▸ YOUR TASK: Omit the pictures from the entries below and retype everything else exactly.

▸ Figure record listings:
......

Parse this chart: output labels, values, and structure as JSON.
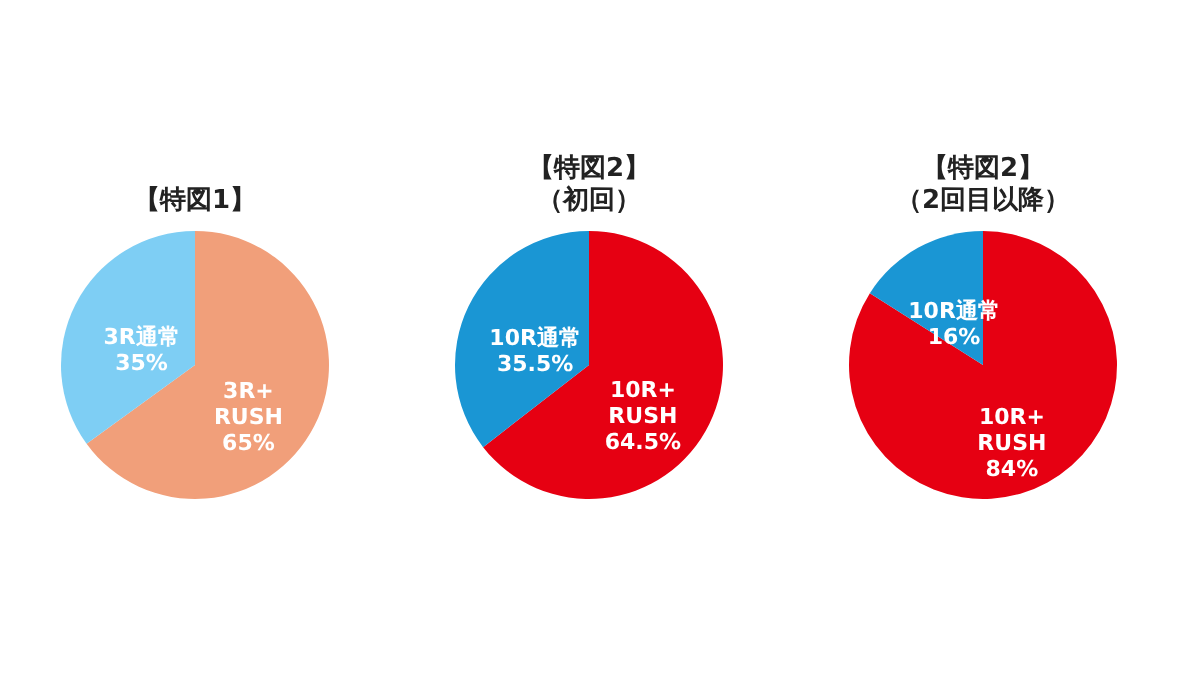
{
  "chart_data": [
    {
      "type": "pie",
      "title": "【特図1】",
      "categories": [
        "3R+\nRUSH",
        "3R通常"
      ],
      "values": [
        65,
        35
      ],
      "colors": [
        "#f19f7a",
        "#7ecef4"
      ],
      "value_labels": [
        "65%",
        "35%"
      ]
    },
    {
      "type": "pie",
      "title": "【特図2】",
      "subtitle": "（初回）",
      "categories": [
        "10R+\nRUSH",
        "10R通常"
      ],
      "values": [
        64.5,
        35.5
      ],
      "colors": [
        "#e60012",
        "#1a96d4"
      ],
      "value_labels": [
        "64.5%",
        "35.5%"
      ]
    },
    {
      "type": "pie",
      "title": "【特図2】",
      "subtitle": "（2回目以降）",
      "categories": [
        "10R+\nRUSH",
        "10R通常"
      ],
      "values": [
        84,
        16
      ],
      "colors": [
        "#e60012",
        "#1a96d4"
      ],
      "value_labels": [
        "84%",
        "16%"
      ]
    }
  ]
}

......

▸ RESULT FOR THIS TASK:
Parse this chart: output labels, values, and structure as JSON.
{
  "chart_data": [
    {
      "type": "pie",
      "title": "【特図1】",
      "categories": [
        "3R+\nRUSH",
        "3R通常"
      ],
      "values": [
        65,
        35
      ],
      "colors": [
        "#f19f7a",
        "#7ecef4"
      ],
      "value_labels": [
        "65%",
        "35%"
      ]
    },
    {
      "type": "pie",
      "title": "【特図2】",
      "subtitle": "（初回）",
      "categories": [
        "10R+\nRUSH",
        "10R通常"
      ],
      "values": [
        64.5,
        35.5
      ],
      "colors": [
        "#e60012",
        "#1a96d4"
      ],
      "value_labels": [
        "64.5%",
        "35.5%"
      ]
    },
    {
      "type": "pie",
      "title": "【特図2】",
      "subtitle": "（2回目以降）",
      "categories": [
        "10R+\nRUSH",
        "10R通常"
      ],
      "values": [
        84,
        16
      ],
      "colors": [
        "#e60012",
        "#1a96d4"
      ],
      "value_labels": [
        "84%",
        "16%"
      ]
    }
  ]
}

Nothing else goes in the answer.